_Aim of the task_. Lines holding the string "system" are the ones to copy; find them all in the data.

_Stored records_.
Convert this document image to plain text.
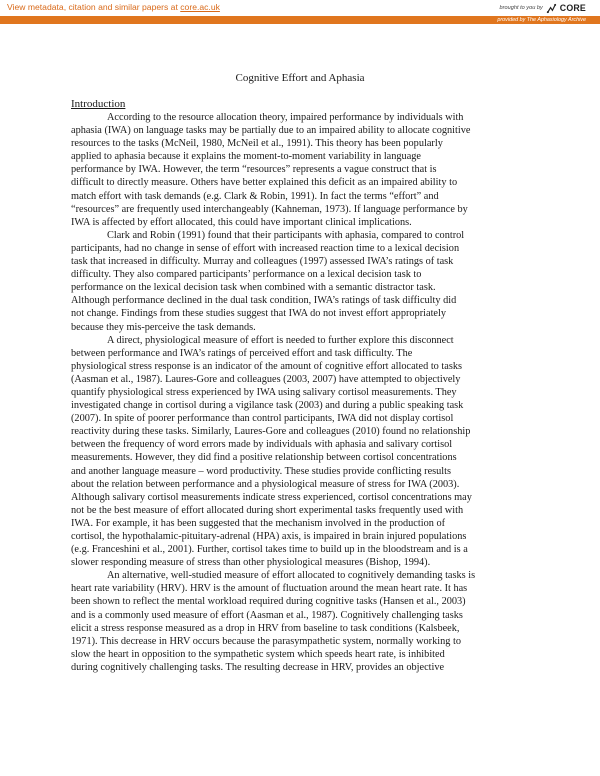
View metadata, citation and similar papers at core.ac.uk	brought to you by CORE
provided by The Aphasiology Archive
Cognitive Effort and Aphasia
Introduction
According to the resource allocation theory, impaired performance by individuals with
aphasia (IWA) on language tasks may be partially due to an impaired ability to allocate cognitive
resources to the tasks (McNeil, 1980, McNeil et al., 1991). This theory has been popularly
applied to aphasia because it explains the moment-to-moment variability in language
performance by IWA. However, the term “resources” represents a vague construct that is
difficult to directly measure. Others have better explained this deficit as an impaired ability to
match effort with task demands (e.g. Clark & Robin, 1991). In fact the terms “effort” and
“resources” are frequently used interchangeably (Kahneman, 1973). If language performance by
IWA is affected by effort allocated, this could have important clinical implications.
Clark and Robin (1991) found that their participants with aphasia, compared to control
participants, had no change in sense of effort with increased reaction time to a lexical decision
task that increased in difficulty. Murray and colleagues (1997) assessed IWA’s ratings of task
difficulty. They also compared participants’ performance on a lexical decision task to
performance on the lexical decision task when combined with a semantic distractor task.
Although performance declined in the dual task condition, IWA’s ratings of task difficulty did
not change. Findings from these studies suggest that IWA do not invest effort appropriately
because they mis-perceive the task demands.
A direct, physiological measure of effort is needed to further explore this disconnect
between performance and IWA’s ratings of perceived effort and task difficulty. The
physiological stress response is an indicator of the amount of cognitive effort allocated to tasks
(Aasman et al., 1987). Laures-Gore and colleagues (2003, 2007) have attempted to objectively
quantify physiological stress experienced by IWA using salivary cortisol measurements. They
investigated change in cortisol during a vigilance task (2003) and during a public speaking task
(2007). In spite of poorer performance than control participants, IWA did not display cortisol
reactivity during these tasks. Similarly, Laures-Gore and colleagues (2010) found no relationship
between the frequency of word errors made by individuals with aphasia and salivary cortisol
measurements. However, they did find a positive relationship between cortisol concentrations
and another language measure – word productivity. These studies provide conflicting results
about the relation between performance and a physiological measure of stress for IWA (2003).
Although salivary cortisol measurements indicate stress experienced, cortisol concentrations may
not be the best measure of effort allocated during short experimental tasks frequently used with
IWA. For example, it has been suggested that the mechanism involved in the production of
cortisol, the hypothalamic-pituitary-adrenal (HPA) axis, is impaired in brain injured populations
(e.g. Franceshini et al., 2001). Further, cortisol takes time to build up in the bloodstream and is a
slower responding measure of stress than other physiological measures (Bishop, 1994).
An alternative, well-studied measure of effort allocated to cognitively demanding tasks is
heart rate variability (HRV). HRV is the amount of fluctuation around the mean heart rate. It has
been shown to reflect the mental workload required during cognitive tasks (Hansen et al., 2003)
and is a commonly used measure of effort (Aasman et al., 1987). Cognitively challenging tasks
elicit a stress response measured as a drop in HRV from baseline to task conditions (Kalsbeek,
1971). This decrease in HRV occurs because the parasympathetic system, normally working to
slow the heart in opposition to the sympathetic system which speeds heart rate, is inhibited
during cognitively challenging tasks. The resulting decrease in HRV, provides an objective
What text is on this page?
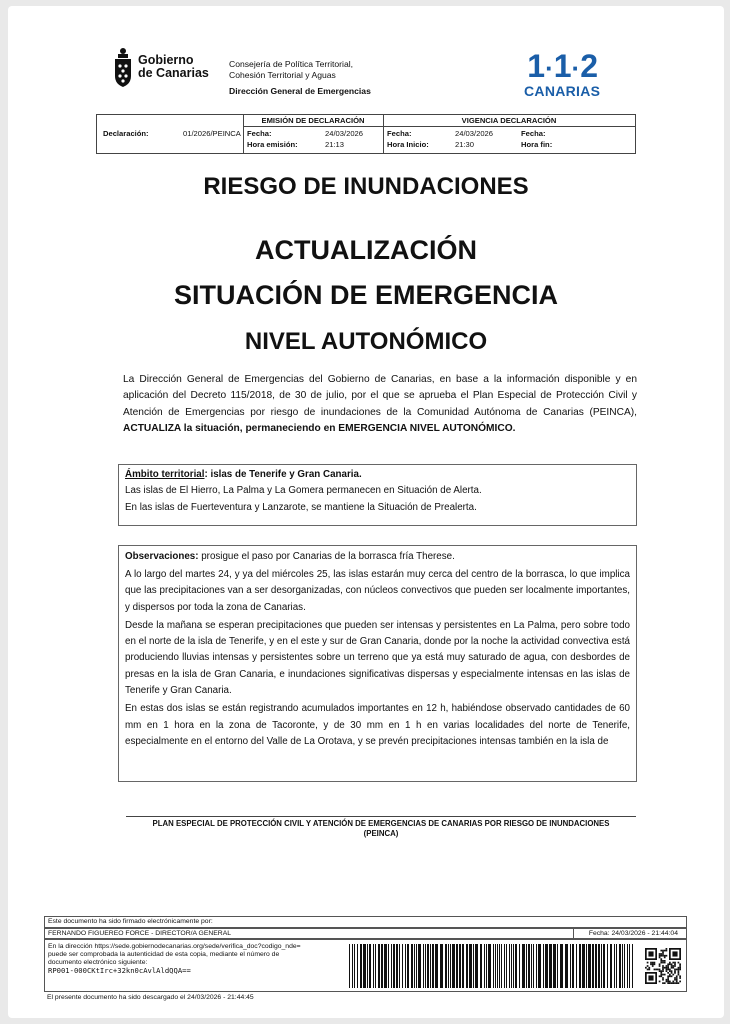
Gobierno
de Canarias
Consejería de Política Territorial,
Cohesión Territorial y Aguas
Dirección General de Emergencias
1·1·2
CANARIAS
Declaración:	01/2026/PEINCA
EMISIÓN DE DECLARACIÓN	VIGENCIA DECLARACIÓN
Fecha:	24/03/2026
Hora emisión:	21:13
Fecha:	24/03/2026
Hora Inicio:	21:30
Fecha:
Hora fin:
RIESGO DE INUNDACIONES
ACTUALIZACIÓN
SITUACIÓN DE EMERGENCIA
NIVEL AUTONÓMICO
La Dirección General de Emergencias del Gobierno de Canarias, en base a la información disponible y en aplicación del Decreto 115/2018, de 30 de julio, por el que se aprueba el Plan Especial de Protección Civil y Atención de Emergencias por riesgo de inundaciones de la Comunidad Autónoma de Canarias (PEINCA), ACTUALIZA la situación, permaneciendo en EMERGENCIA NIVEL AUTONÓMICO.

Ámbito territorial: islas de Tenerife y Gran Canaria.

Las islas de El Hierro, La Palma y La Gomera permanecen en Situación de Alerta.

En las islas de Fuerteventura y Lanzarote, se mantiene la Situación de Prealerta.

Observaciones: prosigue el paso por Canarias de la borrasca fría Therese.

A lo largo del martes 24, y ya del miércoles 25, las islas estarán muy cerca del centro de la borrasca, lo que implica que las precipitaciones van a ser desorganizadas, con núcleos convectivos que pueden ser localmente importantes, y dispersos por toda la zona de Canarias.

Desde la mañana se esperan precipitaciones que pueden ser intensas y persistentes en La Palma, pero sobre todo en el norte de la isla de Tenerife, y en el este y sur de Gran Canaria, donde por la noche la actividad convectiva está produciendo lluvias intensas y persistentes sobre un terreno que ya está muy saturado de agua, con desbordes de presas en la isla de Gran Canaria, e inundaciones significativas dispersas y especialmente intensas en las islas de Tenerife y Gran Canaria.

En estas dos islas se están registrando acumulados importantes en 12 h, habiéndose observado cantidades de 60 mm en 1 hora en la zona de Tacoronte, y de 30 mm en 1 h en varias localidades del norte de Tenerife, especialmente en el entorno del Valle de La Orotava, y se prevén precipitaciones intensas también en la isla de

PLAN ESPECIAL DE PROTECCIÓN CIVIL Y ATENCIÓN DE EMERGENCIAS DE CANARIAS POR RIESGO DE INUNDACIONES
(PEINCA)
Este documento ha sido firmado electrónicamente por:
FERNANDO FIGUEREO FORCE - DIRECTOR/A GENERAL	Fecha: 24/03/2026 - 21:44:04
En la dirección https://sede.gobiernodecanarias.org/sede/verifica_doc?codigo_nde=
puede ser comprobada la autenticidad de esta copia, mediante el número de
documento electrónico siguiente:
RP001-000CKtIrc+32kn0cAvlAldQQA==
El presente documento ha sido descargado el 24/03/2026 - 21:44:45
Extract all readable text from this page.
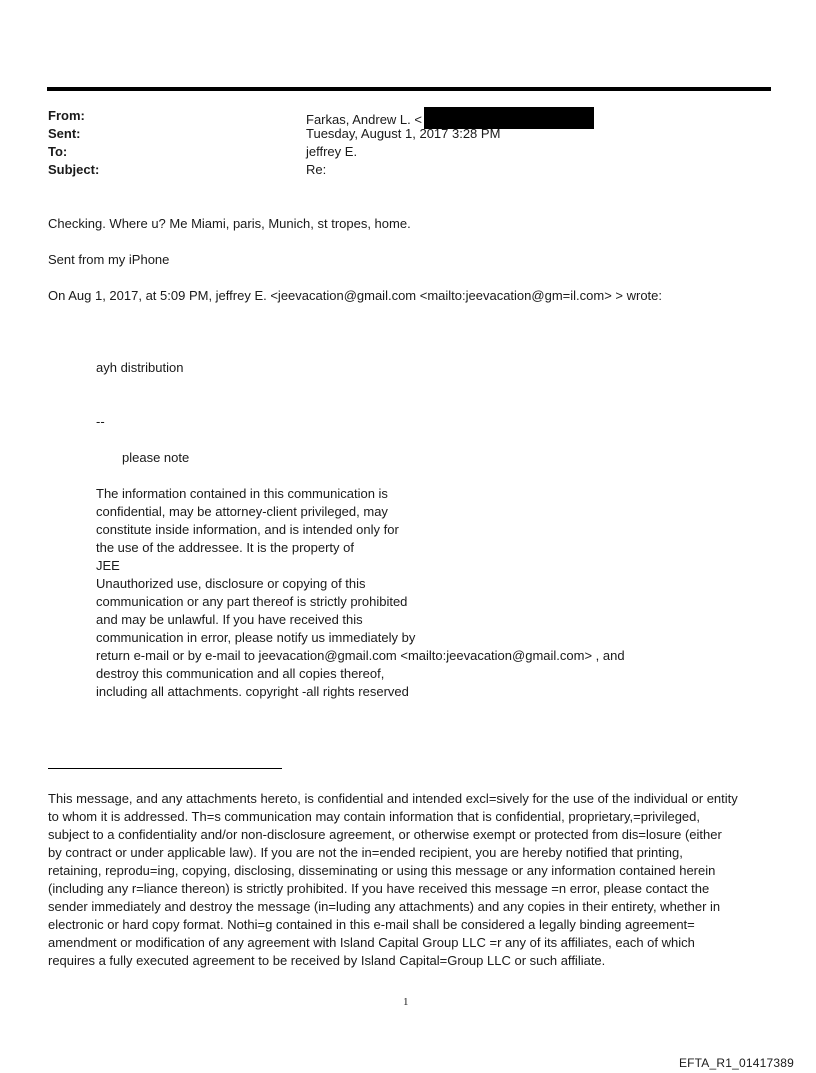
From:	Farkas, Andrew L. <
Sent:	Tuesday, August 1, 2017 3:28 PM
To:	jeffrey E.
Subject:	Re:
Checking. Where u? Me Miami, paris, Munich, st tropes, home.
Sent from my iPhone
On Aug 1, 2017, at 5:09 PM, jeffrey E. <jeevacation@gmail.com <mailto:jeevacation@gm=il.com> > wrote:
ayh distribution
--
please note
The information contained in this communication is
confidential, may be attorney-client privileged, may
constitute inside information, and is intended only for
the use of the addressee. It is the property of
JEE
Unauthorized use, disclosure or copying of this
communication or any part thereof is strictly prohibited
and may be unlawful. If you have received this
communication in error, please notify us immediately by
return e-mail or by e-mail to jeevacation@gmail.com <mailto:jeevacation@gmail.com> , and
destroy this communication and all copies thereof,
including all attachments. copyright -all rights reserved
This message, and any attachments hereto, is confidential and intended excl=sively for the use of the individual or entity
to whom it is addressed. Th=s communication may contain information that is confidential, proprietary,=privileged,
subject to a confidentiality and/or non-disclosure agreement, or otherwise exempt or protected from dis=losure (either
by contract or under applicable law). If you are not the in=ended recipient, you are hereby notified that printing,
retaining, reprodu=ing, copying, disclosing, disseminating or using this message or any information contained herein
(including any r=liance thereon) is strictly prohibited. If you have received this message =n error, please contact the
sender immediately and destroy the message (in=luding any attachments) and any copies in their entirety, whether in
electronic or hard copy format. Nothi=g contained in this e-mail shall be considered a legally binding agreement=
amendment or modification of any agreement with Island Capital Group LLC =r any of its affiliates, each of which
requires a fully executed agreement to be received by Island Capital=Group LLC or such affiliate.
1
EFTA_R1_01417389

_Exercise response_.
1971). This decrease in HRV occurs because the parasympathetic system, normally working to
slow the heart in opposition to the sympathetic system which speeds heart rate, is inhibited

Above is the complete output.